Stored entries
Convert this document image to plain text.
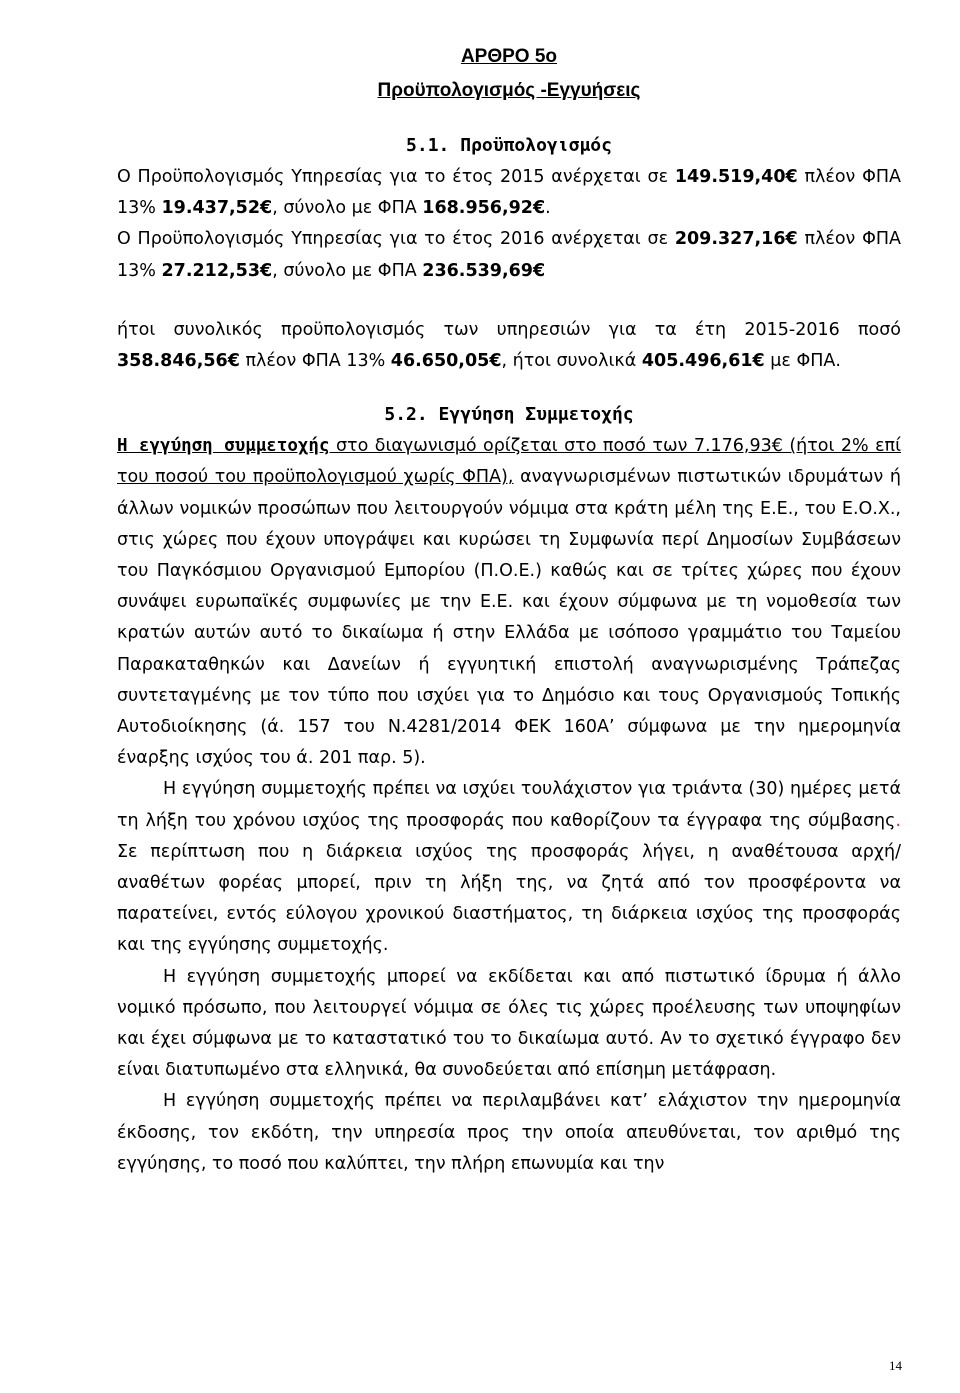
ΑΡΘΡΟ 5ο
Προϋπολογισμός -Εγγυήσεις
5.1. Προϋπολογισμός

Ο Προϋπολογισμός Υπηρεσίας για το έτος 2015 ανέρχεται σε 149.519,40€ πλέον ΦΠΑ 13% 19.437,52€, σύνολο με ΦΠΑ 168.956,92€.

Ο Προϋπολογισμός Υπηρεσίας για το έτος 2016 ανέρχεται σε 209.327,16€ πλέον ΦΠΑ 13% 27.212,53€, σύνολο με ΦΠΑ 236.539,69€

ήτοι συνολικός προϋπολογισμός των υπηρεσιών για τα έτη 2015-2016 ποσό 358.846,56€ πλέον ΦΠΑ 13% 46.650,05€, ήτοι συνολικά 405.496,61€ με ΦΠΑ.

5.2. Εγγύηση Συμμετοχής

Η εγγύηση συμμετοχής στο διαγωνισμό ορίζεται στο ποσό των 7.176,93€ (ήτοι 2% επί του ποσού του προϋπολογισμού χωρίς ΦΠΑ), αναγνωρισμένων πιστωτικών ιδρυμάτων ή άλλων νομικών προσώπων που λειτουργούν νόμιμα στα κράτη μέλη της Ε.Ε., του Ε.Ο.Χ., στις χώρες που έχουν υπογράψει και κυρώσει τη Συμφωνία περί Δημοσίων Συμβάσεων του Παγκόσμιου Οργανισμού Εμπορίου (Π.Ο.Ε.) καθώς και σε τρίτες χώρες που έχουν συνάψει ευρωπαϊκές συμφωνίες με την Ε.Ε. και έχουν σύμφωνα με τη νομοθεσία των κρατών αυτών αυτό το δικαίωμα ή στην Ελλάδα με ισόποσο γραμμάτιο του Ταμείου Παρακαταθηκών και Δανείων ή εγγυητική επιστολή αναγνωρισμένης Τράπεζας συντεταγμένης με τον τύπο που ισχύει για το Δημόσιο και τους Οργανισμούς Τοπικής Αυτοδιοίκησης (ά. 157 του Ν.4281/2014 ΦΕΚ 160Α’ σύμφωνα με την ημερομηνία έναρξης ισχύος του ά. 201 παρ. 5).

Η εγγύηση συμμετοχής πρέπει να ισχύει τουλάχιστον για τριάντα (30) ημέρες μετά τη λήξη του χρόνου ισχύος της προσφοράς που καθορίζουν τα έγγραφα της σύμβασης. Σε περίπτωση που η διάρκεια ισχύος της προσφοράς λήγει, η αναθέτουσα αρχή/αναθέτων φορέας μπορεί, πριν τη λήξη της, να ζητά από τον προσφέροντα να παρατείνει, εντός εύλογου χρονικού διαστήματος, τη διάρκεια ισχύος της προσφοράς και της εγγύησης συμμετοχής.

Η εγγύηση συμμετοχής μπορεί να εκδίδεται και από πιστωτικό ίδρυμα ή άλλο νομικό πρόσωπο, που λειτουργεί νόμιμα σε όλες τις χώρες προέλευσης των υποψηφίων και έχει σύμφωνα με το καταστατικό του το δικαίωμα αυτό. Αν το σχετικό έγγραφο δεν είναι διατυπωμένο στα ελληνικά, θα συνοδεύεται από επίσημη μετάφραση.

Η εγγύηση συμμετοχής πρέπει να περιλαμβάνει κατ’ ελάχιστον την ημερομηνία έκδοσης, τον εκδότη, την υπηρεσία προς την οποία απευθύνεται, τον αριθμό της εγγύησης, το ποσό που καλύπτει, την πλήρη επωνυμία και την

14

→ **Stated goal**: Take every line from the data above that holds "σύνολο" and copy it out.

→ **Written answer**:
Ο Προϋπολογισμός Υπηρεσίας για το έτος 2015 ανέρχεται σε 149.519,40€ πλέον ΦΠΑ 13% 19.437,52€, σύνολο με ΦΠΑ 168.956,92€.
Ο Προϋπολογισμός Υπηρεσίας για το έτος 2016 ανέρχεται σε 209.327,16€ πλέον ΦΠΑ 13% 27.212,53€, σύνολο με ΦΠΑ 236.539,69€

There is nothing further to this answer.